• Prompt:
Tally every line of the listing below that holds "Windows", then give the tally alone.

• Listing:
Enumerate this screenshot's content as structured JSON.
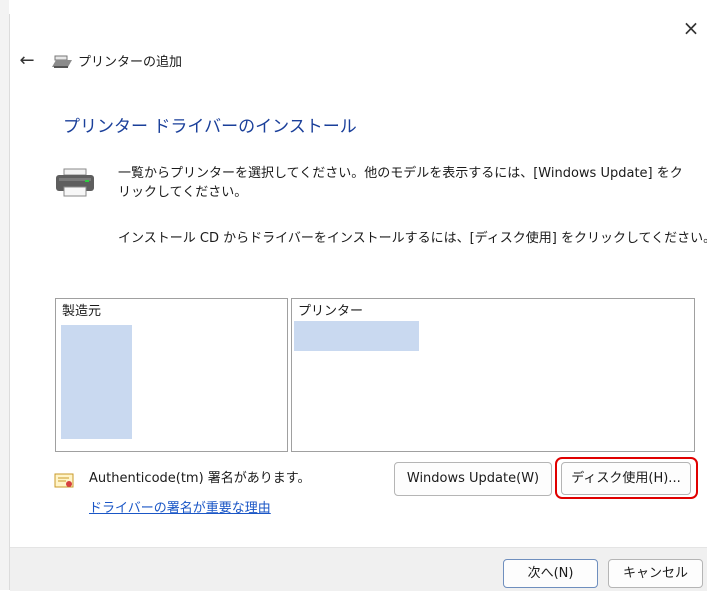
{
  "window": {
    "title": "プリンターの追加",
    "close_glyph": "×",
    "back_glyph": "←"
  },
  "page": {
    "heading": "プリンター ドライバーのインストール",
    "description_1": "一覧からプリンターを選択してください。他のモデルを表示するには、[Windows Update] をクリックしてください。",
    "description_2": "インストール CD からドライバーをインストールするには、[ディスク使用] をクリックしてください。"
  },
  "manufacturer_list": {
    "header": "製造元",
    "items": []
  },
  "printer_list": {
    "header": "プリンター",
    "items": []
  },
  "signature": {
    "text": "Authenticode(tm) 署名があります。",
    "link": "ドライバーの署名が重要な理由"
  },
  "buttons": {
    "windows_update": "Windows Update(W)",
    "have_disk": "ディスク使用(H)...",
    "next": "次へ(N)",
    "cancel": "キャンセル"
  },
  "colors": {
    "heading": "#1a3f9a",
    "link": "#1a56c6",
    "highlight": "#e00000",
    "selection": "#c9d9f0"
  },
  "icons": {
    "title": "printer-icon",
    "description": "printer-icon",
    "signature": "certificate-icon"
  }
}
--
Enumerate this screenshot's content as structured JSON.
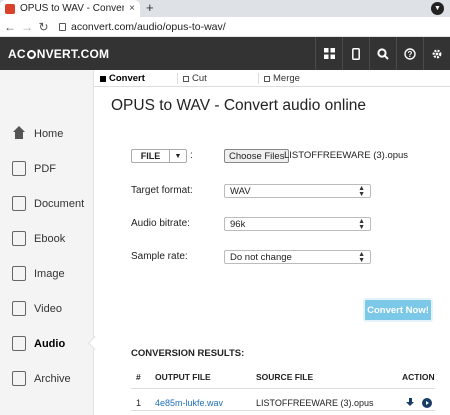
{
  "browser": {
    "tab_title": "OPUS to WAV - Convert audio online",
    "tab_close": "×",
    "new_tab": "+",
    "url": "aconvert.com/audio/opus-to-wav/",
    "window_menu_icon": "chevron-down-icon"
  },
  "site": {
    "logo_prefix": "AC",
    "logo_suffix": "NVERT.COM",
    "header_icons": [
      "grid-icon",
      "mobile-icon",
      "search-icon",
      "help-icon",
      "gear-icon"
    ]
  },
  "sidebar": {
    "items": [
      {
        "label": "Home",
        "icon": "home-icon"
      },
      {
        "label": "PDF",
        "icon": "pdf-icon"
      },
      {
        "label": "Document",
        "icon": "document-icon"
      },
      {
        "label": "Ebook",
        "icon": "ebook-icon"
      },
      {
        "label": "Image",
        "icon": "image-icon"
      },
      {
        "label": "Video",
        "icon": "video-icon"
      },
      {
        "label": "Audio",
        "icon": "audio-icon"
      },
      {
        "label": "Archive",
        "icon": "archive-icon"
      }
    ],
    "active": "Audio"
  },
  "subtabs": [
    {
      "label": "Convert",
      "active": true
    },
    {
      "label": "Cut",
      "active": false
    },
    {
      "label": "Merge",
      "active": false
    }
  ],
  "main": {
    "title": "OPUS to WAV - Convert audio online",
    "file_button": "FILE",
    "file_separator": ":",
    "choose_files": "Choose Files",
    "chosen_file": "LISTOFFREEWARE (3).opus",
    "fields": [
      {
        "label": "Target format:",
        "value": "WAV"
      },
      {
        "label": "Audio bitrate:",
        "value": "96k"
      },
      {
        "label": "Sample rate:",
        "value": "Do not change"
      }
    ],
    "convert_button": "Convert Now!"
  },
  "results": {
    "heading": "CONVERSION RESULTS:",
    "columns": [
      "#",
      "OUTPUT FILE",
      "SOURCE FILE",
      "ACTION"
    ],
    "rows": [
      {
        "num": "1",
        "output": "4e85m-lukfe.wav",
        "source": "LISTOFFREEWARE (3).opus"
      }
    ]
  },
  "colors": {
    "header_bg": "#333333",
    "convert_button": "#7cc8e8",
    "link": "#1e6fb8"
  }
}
* * *
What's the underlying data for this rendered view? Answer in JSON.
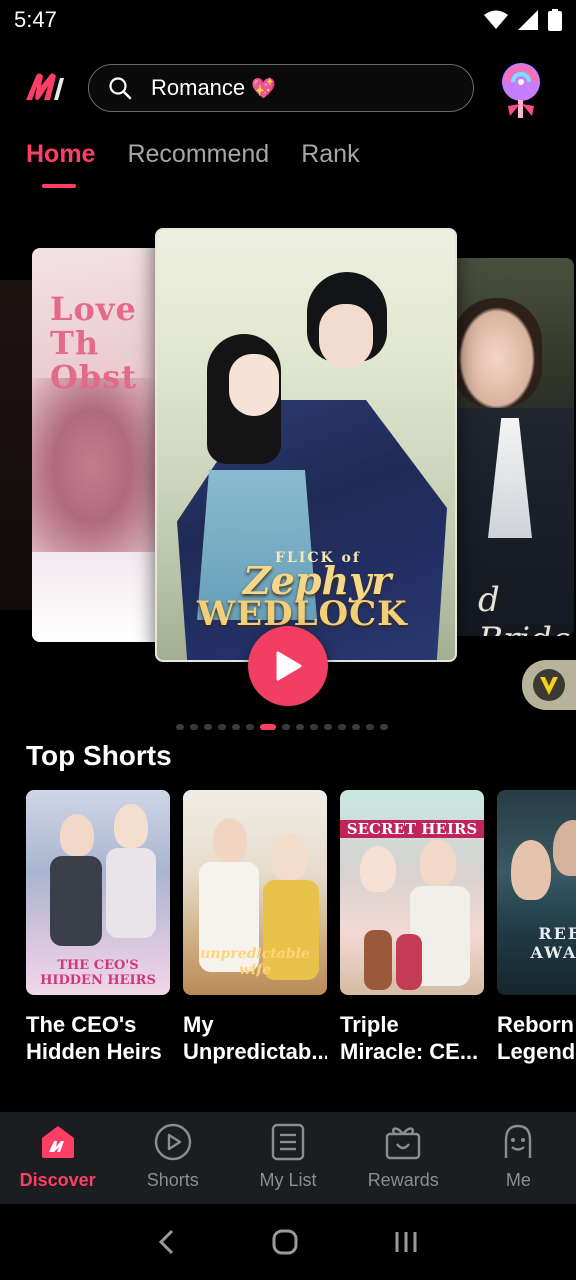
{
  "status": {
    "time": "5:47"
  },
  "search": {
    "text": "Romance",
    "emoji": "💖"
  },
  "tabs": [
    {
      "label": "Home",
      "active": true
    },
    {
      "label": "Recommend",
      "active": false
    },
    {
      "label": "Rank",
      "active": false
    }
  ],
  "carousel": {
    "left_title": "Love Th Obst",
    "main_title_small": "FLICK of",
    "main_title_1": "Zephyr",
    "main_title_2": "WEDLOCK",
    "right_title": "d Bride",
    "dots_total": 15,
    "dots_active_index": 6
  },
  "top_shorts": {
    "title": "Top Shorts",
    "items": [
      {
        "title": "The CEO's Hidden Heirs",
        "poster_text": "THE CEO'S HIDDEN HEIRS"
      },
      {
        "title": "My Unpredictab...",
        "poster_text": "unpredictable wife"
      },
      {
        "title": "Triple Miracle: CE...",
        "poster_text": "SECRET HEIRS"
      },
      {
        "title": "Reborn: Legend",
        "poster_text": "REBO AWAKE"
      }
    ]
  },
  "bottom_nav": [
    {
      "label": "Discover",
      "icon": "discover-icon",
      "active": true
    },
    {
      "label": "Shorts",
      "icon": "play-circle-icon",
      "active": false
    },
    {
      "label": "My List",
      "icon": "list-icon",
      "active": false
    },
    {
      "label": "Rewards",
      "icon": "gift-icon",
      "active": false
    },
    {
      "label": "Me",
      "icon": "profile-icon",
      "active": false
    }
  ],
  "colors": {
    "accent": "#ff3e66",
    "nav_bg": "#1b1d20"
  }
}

• Task output:
2